--- START OF RECORDS TO USE ---

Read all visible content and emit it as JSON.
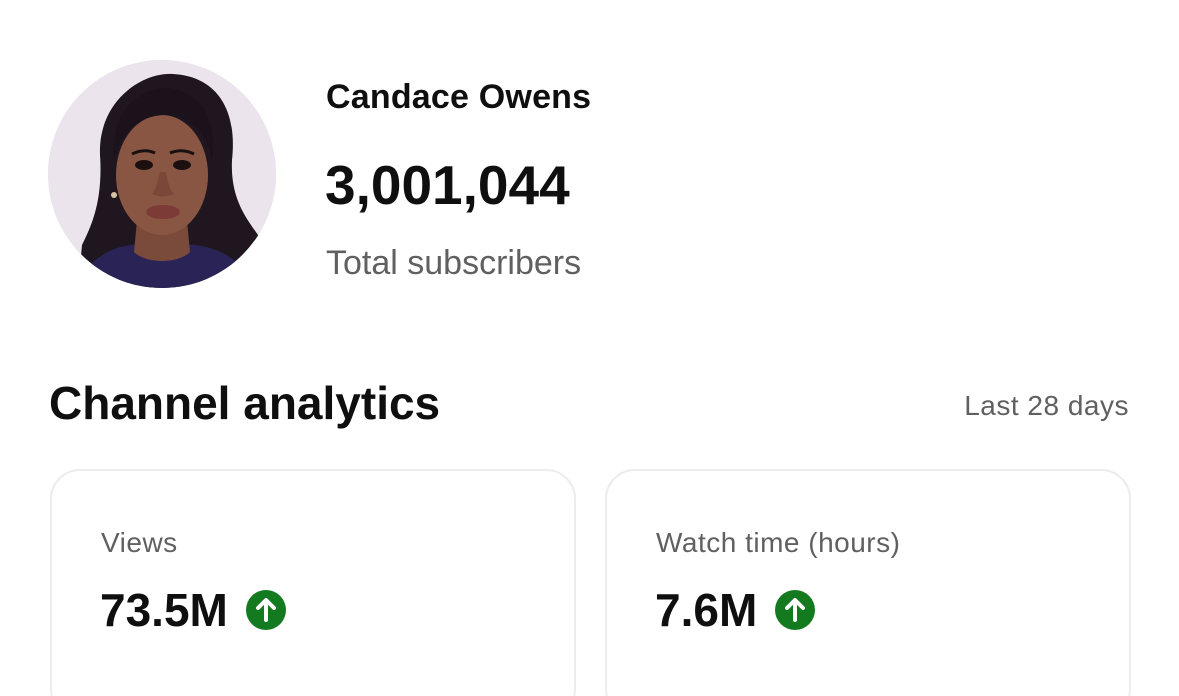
{
  "channel": {
    "name": "Candace Owens",
    "subscriber_count": "3,001,044",
    "subscriber_label": "Total subscribers"
  },
  "analytics": {
    "title": "Channel analytics",
    "period": "Last 28 days",
    "metrics": [
      {
        "label": "Views",
        "value": "73.5M",
        "trend": "up",
        "trend_icon": "arrow-up-circle-icon"
      },
      {
        "label": "Watch time (hours)",
        "value": "7.6M",
        "trend": "up",
        "trend_icon": "arrow-up-circle-icon"
      }
    ]
  },
  "colors": {
    "trend_up": "#137a1f",
    "secondary_text": "#606060",
    "primary_text": "#0f0f0f",
    "card_border": "#ececec"
  }
}
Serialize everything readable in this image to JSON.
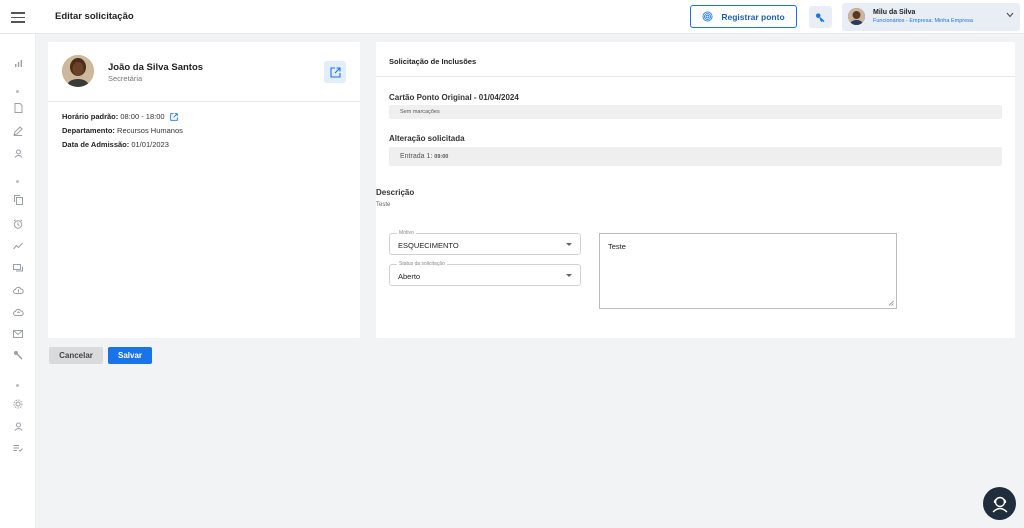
{
  "header": {
    "title": "Editar solicitação",
    "register_button_label": "Registrar ponto",
    "user": {
      "name": "Milu da Silva",
      "subtitle": "Funcionários - Empresa: Minha Empresa"
    }
  },
  "sidebar": {
    "icons": [
      "chart-icon",
      "document-icon",
      "pen-icon",
      "person-icon",
      "copy-icon",
      "alarm-icon",
      "trend-icon",
      "chat-icon",
      "cloud-icon",
      "cloud-upload-icon",
      "mail-icon",
      "key-icon",
      "gear-icon",
      "user-icon",
      "checklist-icon"
    ]
  },
  "employee": {
    "name": "João da Silva Santos",
    "role": "Secretária",
    "schedule_label": "Horário padrão:",
    "schedule_value": "08:00 - 18:00",
    "department_label": "Departamento:",
    "department_value": "Recursos Humanos",
    "admission_label": "Data de Admissão:",
    "admission_value": "01/01/2023"
  },
  "request": {
    "title": "Solicitação de Inclusões",
    "original_label": "Cartão Ponto Original - 01/04/2024",
    "original_value": "Sem marcações",
    "change_label": "Alteração solicitada",
    "change_prefix": "Entrada 1:",
    "change_time": "09:00",
    "description_label": "Descrição",
    "description_value": "Teste",
    "reason_legend": "Motivo",
    "reason_value": "ESQUECIMENTO",
    "status_legend": "Status da solicitação",
    "status_value": "Aberto",
    "comment_value": "Teste"
  },
  "actions": {
    "cancel_label": "Cancelar",
    "save_label": "Salvar"
  },
  "colors": {
    "primary": "#1a73e8",
    "fab": "#1f2d3d"
  }
}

--- END OF RECORDS TO USE ---

== CHALLENGE ==
Show every line from the entries above in which the word "analytics" appears.

== FINAL ANSWER ==
  "analytics": {
    "title": "Channel analytics",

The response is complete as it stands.